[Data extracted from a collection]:
— Begin —

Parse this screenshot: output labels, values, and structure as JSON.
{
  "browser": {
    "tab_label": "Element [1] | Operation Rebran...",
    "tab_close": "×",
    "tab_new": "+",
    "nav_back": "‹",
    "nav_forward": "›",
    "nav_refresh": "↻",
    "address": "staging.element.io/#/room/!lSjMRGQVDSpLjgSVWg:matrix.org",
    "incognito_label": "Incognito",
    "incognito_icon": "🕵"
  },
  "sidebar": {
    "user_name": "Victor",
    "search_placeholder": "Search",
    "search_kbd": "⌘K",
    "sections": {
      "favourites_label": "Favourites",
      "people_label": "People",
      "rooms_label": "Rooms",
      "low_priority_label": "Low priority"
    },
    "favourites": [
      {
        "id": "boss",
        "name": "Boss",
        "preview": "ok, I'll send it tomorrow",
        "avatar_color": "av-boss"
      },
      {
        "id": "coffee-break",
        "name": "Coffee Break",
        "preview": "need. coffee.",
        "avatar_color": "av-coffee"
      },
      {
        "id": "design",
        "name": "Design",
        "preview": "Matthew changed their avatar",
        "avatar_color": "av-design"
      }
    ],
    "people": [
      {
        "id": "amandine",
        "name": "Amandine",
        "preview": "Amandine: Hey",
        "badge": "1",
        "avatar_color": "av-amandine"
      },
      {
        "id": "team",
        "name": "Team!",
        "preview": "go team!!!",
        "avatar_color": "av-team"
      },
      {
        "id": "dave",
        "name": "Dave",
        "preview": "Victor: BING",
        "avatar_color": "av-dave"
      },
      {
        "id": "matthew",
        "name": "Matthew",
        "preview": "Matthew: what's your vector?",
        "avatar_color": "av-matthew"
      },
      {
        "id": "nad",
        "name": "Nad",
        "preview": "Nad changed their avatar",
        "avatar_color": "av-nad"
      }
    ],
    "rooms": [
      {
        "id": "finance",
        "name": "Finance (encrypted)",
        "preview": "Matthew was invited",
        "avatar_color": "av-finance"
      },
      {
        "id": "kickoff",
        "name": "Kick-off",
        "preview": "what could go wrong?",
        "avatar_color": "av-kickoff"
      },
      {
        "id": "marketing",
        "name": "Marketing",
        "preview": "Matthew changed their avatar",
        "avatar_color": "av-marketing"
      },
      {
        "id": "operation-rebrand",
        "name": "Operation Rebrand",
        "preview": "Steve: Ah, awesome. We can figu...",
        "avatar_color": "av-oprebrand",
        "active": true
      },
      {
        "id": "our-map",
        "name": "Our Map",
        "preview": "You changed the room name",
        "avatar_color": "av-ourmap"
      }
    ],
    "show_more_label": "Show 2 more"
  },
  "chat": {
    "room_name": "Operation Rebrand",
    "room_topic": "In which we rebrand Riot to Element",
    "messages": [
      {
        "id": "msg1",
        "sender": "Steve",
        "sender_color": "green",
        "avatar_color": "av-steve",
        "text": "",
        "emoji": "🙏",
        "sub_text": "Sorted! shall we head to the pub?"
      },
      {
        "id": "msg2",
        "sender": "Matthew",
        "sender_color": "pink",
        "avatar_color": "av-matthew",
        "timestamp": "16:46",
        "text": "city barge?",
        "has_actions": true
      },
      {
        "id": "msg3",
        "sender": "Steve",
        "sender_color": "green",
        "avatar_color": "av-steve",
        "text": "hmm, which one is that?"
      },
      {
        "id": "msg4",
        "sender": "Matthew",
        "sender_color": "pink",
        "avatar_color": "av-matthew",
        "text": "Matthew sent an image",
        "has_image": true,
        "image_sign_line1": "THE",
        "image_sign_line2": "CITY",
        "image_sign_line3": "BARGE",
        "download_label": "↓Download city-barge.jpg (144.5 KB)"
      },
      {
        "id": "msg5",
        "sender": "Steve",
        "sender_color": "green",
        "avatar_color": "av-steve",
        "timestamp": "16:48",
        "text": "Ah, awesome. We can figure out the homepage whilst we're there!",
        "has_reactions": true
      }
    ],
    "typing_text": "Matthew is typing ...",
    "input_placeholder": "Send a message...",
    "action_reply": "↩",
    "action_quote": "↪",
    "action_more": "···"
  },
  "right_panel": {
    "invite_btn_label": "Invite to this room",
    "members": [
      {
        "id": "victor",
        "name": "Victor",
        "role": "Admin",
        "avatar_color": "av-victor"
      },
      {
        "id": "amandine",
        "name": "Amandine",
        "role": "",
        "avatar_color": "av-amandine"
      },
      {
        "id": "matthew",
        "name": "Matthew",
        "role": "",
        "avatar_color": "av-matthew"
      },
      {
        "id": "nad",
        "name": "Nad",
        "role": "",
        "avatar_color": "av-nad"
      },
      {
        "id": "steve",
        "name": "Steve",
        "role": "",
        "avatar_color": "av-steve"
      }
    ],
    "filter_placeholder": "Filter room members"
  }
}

— End —

[AIM OF THE EXERCISE]:
Retype all of the material above with every character intact.

[WORKED SOLUTION]:
Parse this screenshot: output labels, values, and structure as JSON.
{
  "browser": {
    "tab_label": "Element [1] | Operation Rebran...",
    "tab_close": "×",
    "tab_new": "+",
    "nav_back": "‹",
    "nav_forward": "›",
    "nav_refresh": "↻",
    "address": "staging.element.io/#/room/!lSjMRGQVDSpLjgSVWg:matrix.org",
    "incognito_label": "Incognito",
    "incognito_icon": "🕵"
  },
  "sidebar": {
    "user_name": "Victor",
    "search_placeholder": "Search",
    "search_kbd": "⌘K",
    "sections": {
      "favourites_label": "Favourites",
      "people_label": "People",
      "rooms_label": "Rooms",
      "low_priority_label": "Low priority"
    },
    "favourites": [
      {
        "id": "boss",
        "name": "Boss",
        "preview": "ok, I'll send it tomorrow",
        "avatar_color": "av-boss"
      },
      {
        "id": "coffee-break",
        "name": "Coffee Break",
        "preview": "need. coffee.",
        "avatar_color": "av-coffee"
      },
      {
        "id": "design",
        "name": "Design",
        "preview": "Matthew changed their avatar",
        "avatar_color": "av-design"
      }
    ],
    "people": [
      {
        "id": "amandine",
        "name": "Amandine",
        "preview": "Amandine: Hey",
        "badge": "1",
        "avatar_color": "av-amandine"
      },
      {
        "id": "team",
        "name": "Team!",
        "preview": "go team!!!",
        "avatar_color": "av-team"
      },
      {
        "id": "dave",
        "name": "Dave",
        "preview": "Victor: BING",
        "avatar_color": "av-dave"
      },
      {
        "id": "matthew",
        "name": "Matthew",
        "preview": "Matthew: what's your vector?",
        "avatar_color": "av-matthew"
      },
      {
        "id": "nad",
        "name": "Nad",
        "preview": "Nad changed their avatar",
        "avatar_color": "av-nad"
      }
    ],
    "rooms": [
      {
        "id": "finance",
        "name": "Finance (encrypted)",
        "preview": "Matthew was invited",
        "avatar_color": "av-finance"
      },
      {
        "id": "kickoff",
        "name": "Kick-off",
        "preview": "what could go wrong?",
        "avatar_color": "av-kickoff"
      },
      {
        "id": "marketing",
        "name": "Marketing",
        "preview": "Matthew changed their avatar",
        "avatar_color": "av-marketing"
      },
      {
        "id": "operation-rebrand",
        "name": "Operation Rebrand",
        "preview": "Steve: Ah, awesome. We can figu...",
        "avatar_color": "av-oprebrand",
        "active": true
      },
      {
        "id": "our-map",
        "name": "Our Map",
        "preview": "You changed the room name",
        "avatar_color": "av-ourmap"
      }
    ],
    "show_more_label": "Show 2 more"
  },
  "chat": {
    "room_name": "Operation Rebrand",
    "room_topic": "In which we rebrand Riot to Element",
    "messages": [
      {
        "id": "msg1",
        "sender": "Steve",
        "sender_color": "green",
        "avatar_color": "av-steve",
        "text": "",
        "emoji": "🙏",
        "sub_text": "Sorted! shall we head to the pub?"
      },
      {
        "id": "msg2",
        "sender": "Matthew",
        "sender_color": "pink",
        "avatar_color": "av-matthew",
        "timestamp": "16:46",
        "text": "city barge?",
        "has_actions": true
      },
      {
        "id": "msg3",
        "sender": "Steve",
        "sender_color": "green",
        "avatar_color": "av-steve",
        "text": "hmm, which one is that?"
      },
      {
        "id": "msg4",
        "sender": "Matthew",
        "sender_color": "pink",
        "avatar_color": "av-matthew",
        "text": "Matthew sent an image",
        "has_image": true,
        "image_sign_line1": "THE",
        "image_sign_line2": "CITY",
        "image_sign_line3": "BARGE",
        "download_label": "↓Download city-barge.jpg (144.5 KB)"
      },
      {
        "id": "msg5",
        "sender": "Steve",
        "sender_color": "green",
        "avatar_color": "av-steve",
        "timestamp": "16:48",
        "text": "Ah, awesome. We can figure out the homepage whilst we're there!",
        "has_reactions": true
      }
    ],
    "typing_text": "Matthew is typing ...",
    "input_placeholder": "Send a message...",
    "action_reply": "↩",
    "action_quote": "↪",
    "action_more": "···"
  },
  "right_panel": {
    "invite_btn_label": "Invite to this room",
    "members": [
      {
        "id": "victor",
        "name": "Victor",
        "role": "Admin",
        "avatar_color": "av-victor"
      },
      {
        "id": "amandine",
        "name": "Amandine",
        "role": "",
        "avatar_color": "av-amandine"
      },
      {
        "id": "matthew",
        "name": "Matthew",
        "role": "",
        "avatar_color": "av-matthew"
      },
      {
        "id": "nad",
        "name": "Nad",
        "role": "",
        "avatar_color": "av-nad"
      },
      {
        "id": "steve",
        "name": "Steve",
        "role": "",
        "avatar_color": "av-steve"
      }
    ],
    "filter_placeholder": "Filter room members"
  }
}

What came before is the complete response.